WRITTEN PROBLEM: Please set out the lines below as a numbered list, skipping any blank lines and leaving out the pictures.

PROVIDED DATA:
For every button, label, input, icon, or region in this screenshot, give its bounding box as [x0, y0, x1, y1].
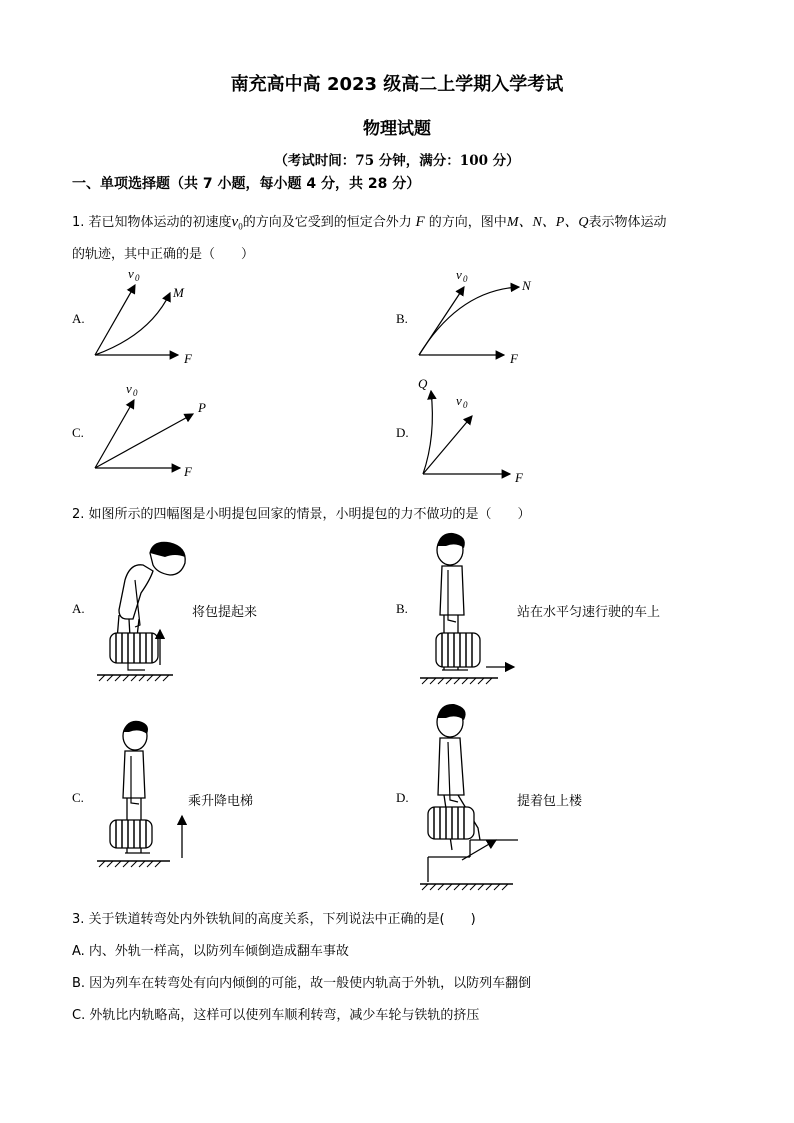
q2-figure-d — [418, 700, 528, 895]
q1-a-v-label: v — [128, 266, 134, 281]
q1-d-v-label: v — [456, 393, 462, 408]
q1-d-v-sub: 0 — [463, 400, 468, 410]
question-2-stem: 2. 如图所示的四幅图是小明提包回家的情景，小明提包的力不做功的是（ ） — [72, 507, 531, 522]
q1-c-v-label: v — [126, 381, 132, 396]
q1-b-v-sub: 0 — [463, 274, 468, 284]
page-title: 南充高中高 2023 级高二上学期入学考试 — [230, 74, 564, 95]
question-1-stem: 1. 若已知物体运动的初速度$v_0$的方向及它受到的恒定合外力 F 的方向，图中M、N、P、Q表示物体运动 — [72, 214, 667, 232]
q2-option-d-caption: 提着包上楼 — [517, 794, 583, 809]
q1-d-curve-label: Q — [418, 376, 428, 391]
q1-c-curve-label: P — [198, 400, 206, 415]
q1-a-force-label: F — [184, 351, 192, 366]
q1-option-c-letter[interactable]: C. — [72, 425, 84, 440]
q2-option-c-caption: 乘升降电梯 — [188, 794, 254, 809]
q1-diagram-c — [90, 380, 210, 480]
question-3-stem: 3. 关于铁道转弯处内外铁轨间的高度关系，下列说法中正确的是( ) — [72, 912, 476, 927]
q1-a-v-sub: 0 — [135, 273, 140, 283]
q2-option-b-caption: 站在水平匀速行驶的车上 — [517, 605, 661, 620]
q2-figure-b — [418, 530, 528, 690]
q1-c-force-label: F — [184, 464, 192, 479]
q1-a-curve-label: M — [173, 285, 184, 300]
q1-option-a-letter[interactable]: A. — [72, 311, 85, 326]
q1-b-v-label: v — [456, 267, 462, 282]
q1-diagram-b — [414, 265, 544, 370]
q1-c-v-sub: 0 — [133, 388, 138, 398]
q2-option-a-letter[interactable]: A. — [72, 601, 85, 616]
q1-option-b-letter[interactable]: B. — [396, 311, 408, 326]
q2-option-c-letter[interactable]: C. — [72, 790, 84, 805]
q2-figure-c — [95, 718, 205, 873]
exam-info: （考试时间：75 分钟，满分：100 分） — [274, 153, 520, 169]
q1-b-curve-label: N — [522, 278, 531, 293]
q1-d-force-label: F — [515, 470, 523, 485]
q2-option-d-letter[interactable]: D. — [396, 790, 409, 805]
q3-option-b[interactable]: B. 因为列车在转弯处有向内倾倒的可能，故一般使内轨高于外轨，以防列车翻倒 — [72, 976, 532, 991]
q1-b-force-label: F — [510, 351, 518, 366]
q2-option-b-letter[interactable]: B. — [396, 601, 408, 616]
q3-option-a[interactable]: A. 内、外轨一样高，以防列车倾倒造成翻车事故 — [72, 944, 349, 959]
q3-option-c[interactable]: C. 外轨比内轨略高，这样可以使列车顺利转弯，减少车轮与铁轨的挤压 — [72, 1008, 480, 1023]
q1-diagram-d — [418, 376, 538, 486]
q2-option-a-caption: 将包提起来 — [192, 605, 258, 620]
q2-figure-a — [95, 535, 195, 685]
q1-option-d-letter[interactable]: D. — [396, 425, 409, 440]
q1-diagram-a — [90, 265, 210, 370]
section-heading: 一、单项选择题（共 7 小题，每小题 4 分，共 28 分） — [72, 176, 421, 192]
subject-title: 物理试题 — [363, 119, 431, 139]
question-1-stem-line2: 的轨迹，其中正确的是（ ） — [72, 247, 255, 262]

CORRECT RESPONSE:
1. For every button, label, input, icon, or region in this screenshot, give its bounding box as [x0, y0, x1, y1].
2. q2-figure-d — [418, 700, 528, 895]
3. q1-a-v-label: v — [128, 266, 134, 281]
4. q1-d-v-label: v — [456, 393, 462, 408]
5. q1-d-v-sub: 0 — [463, 400, 468, 410]
6. question-2-stem: 2. 如图所示的四幅图是小明提包回家的情景，小明提包的力不做功的是（ ） — [72, 507, 531, 522]
7. q1-c-v-label: v — [126, 381, 132, 396]
8. q1-b-v-sub: 0 — [463, 274, 468, 284]
9. page-title: 南充高中高 2023 级高二上学期入学考试 — [230, 74, 564, 95]
10. question-1-stem: 1. 若已知物体运动的初速度$v_0$的方向及它受到的恒定合外力 F 的方向，图中M、N、P、Q表示物体运动 — [72, 214, 667, 232]
11. q2-option-d-caption: 提着包上楼 — [517, 794, 583, 809]
12. q1-d-curve-label: Q — [418, 376, 428, 391]
13. q1-c-curve-label: P — [198, 400, 206, 415]
14. q1-a-force-label: F — [184, 351, 192, 366]
15. q1-option-c-letter[interactable]: C. — [72, 425, 84, 440]
16. q2-option-c-caption: 乘升降电梯 — [188, 794, 254, 809]
17. q1-diagram-c — [90, 380, 210, 480]
18. question-3-stem: 3. 关于铁道转弯处内外铁轨间的高度关系，下列说法中正确的是( ) — [72, 912, 476, 927]
19. q1-a-v-sub: 0 — [135, 273, 140, 283]
20. q2-option-b-caption: 站在水平匀速行驶的车上 — [517, 605, 661, 620]
21. q2-figure-b — [418, 530, 528, 690]
22. q1-c-force-label: F — [184, 464, 192, 479]
23. q1-a-curve-label: M — [173, 285, 184, 300]
24. q1-option-a-letter[interactable]: A. — [72, 311, 85, 326]
25. q1-b-v-label: v — [456, 267, 462, 282]
26. q1-diagram-b — [414, 265, 544, 370]
27. q1-c-v-sub: 0 — [133, 388, 138, 398]
28. q2-option-a-letter[interactable]: A. — [72, 601, 85, 616]
29. q1-option-b-letter[interactable]: B. — [396, 311, 408, 326]
30. q2-option-c-letter[interactable]: C. — [72, 790, 84, 805]
31. q2-figure-c — [95, 718, 205, 873]
32. exam-info: （考试时间：75 分钟，满分：100 分） — [274, 153, 520, 169]
33. q1-b-curve-label: N — [522, 278, 531, 293]
34. q1-d-force-label: F — [515, 470, 523, 485]
35. q2-option-d-letter[interactable]: D. — [396, 790, 409, 805]
36. q3-option-b[interactable]: B. 因为列车在转弯处有向内倾倒的可能，故一般使内轨高于外轨，以防列车翻倒 — [72, 976, 532, 991]
37. q1-b-force-label: F — [510, 351, 518, 366]
38. q2-option-b-letter[interactable]: B. — [396, 601, 408, 616]
39. q3-option-a[interactable]: A. 内、外轨一样高，以防列车倾倒造成翻车事故 — [72, 944, 349, 959]
40. q3-option-c[interactable]: C. 外轨比内轨略高，这样可以使列车顺利转弯，减少车轮与铁轨的挤压 — [72, 1008, 480, 1023]
41. q1-diagram-d — [418, 376, 538, 486]
42. q2-option-a-caption: 将包提起来 — [192, 605, 258, 620]
43. q2-figure-a — [95, 535, 195, 685]
44. q1-option-d-letter[interactable]: D. — [396, 425, 409, 440]
45. q1-diagram-a — [90, 265, 210, 370]
46. section-heading: 一、单项选择题（共 7 小题，每小题 4 分，共 28 分） — [72, 176, 421, 192]
47. subject-title: 物理试题 — [363, 119, 431, 139]
48. question-1-stem-line2: 的轨迹，其中正确的是（ ） — [72, 247, 255, 262]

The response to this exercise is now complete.